Copy out all of the material exactly.

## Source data
##########
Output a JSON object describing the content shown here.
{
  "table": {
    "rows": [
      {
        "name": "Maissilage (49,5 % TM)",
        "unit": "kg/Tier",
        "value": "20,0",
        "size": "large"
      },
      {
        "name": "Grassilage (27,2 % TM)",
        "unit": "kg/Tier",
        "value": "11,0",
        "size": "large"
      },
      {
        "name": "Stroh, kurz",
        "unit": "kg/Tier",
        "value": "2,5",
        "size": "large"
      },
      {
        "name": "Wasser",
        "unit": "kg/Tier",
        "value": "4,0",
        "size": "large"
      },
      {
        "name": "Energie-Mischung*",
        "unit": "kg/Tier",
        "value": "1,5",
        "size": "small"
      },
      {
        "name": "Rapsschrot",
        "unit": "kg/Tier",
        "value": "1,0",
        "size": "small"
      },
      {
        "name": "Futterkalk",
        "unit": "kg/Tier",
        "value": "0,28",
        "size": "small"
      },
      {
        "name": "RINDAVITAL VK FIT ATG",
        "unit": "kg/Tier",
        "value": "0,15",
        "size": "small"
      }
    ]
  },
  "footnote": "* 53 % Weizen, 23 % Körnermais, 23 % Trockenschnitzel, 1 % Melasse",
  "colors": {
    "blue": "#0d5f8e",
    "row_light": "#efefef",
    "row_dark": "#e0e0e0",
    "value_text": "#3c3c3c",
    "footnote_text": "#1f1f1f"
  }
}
##########
## Answer to the task
Output a JSON object describing the content shown here.
{
  "table": {
    "rows": [
      {
        "name": "Maissilage (49,5 % TM)",
        "unit": "kg/Tier",
        "value": "20,0",
        "size": "large"
      },
      {
        "name": "Grassilage (27,2 % TM)",
        "unit": "kg/Tier",
        "value": "11,0",
        "size": "large"
      },
      {
        "name": "Stroh, kurz",
        "unit": "kg/Tier",
        "value": "2,5",
        "size": "large"
      },
      {
        "name": "Wasser",
        "unit": "kg/Tier",
        "value": "4,0",
        "size": "large"
      },
      {
        "name": "Energie-Mischung*",
        "unit": "kg/Tier",
        "value": "1,5",
        "size": "small"
      },
      {
        "name": "Rapsschrot",
        "unit": "kg/Tier",
        "value": "1,0",
        "size": "small"
      },
      {
        "name": "Futterkalk",
        "unit": "kg/Tier",
        "value": "0,28",
        "size": "small"
      },
      {
        "name": "RINDAVITAL VK FIT ATG",
        "unit": "kg/Tier",
        "value": "0,15",
        "size": "small"
      }
    ]
  },
  "footnote": "* 53 % Weizen, 23 % Körnermais, 23 % Trockenschnitzel, 1 % Melasse",
  "colors": {
    "blue": "#0d5f8e",
    "row_light": "#efefef",
    "row_dark": "#e0e0e0",
    "value_text": "#3c3c3c",
    "footnote_text": "#1f1f1f"
  }
}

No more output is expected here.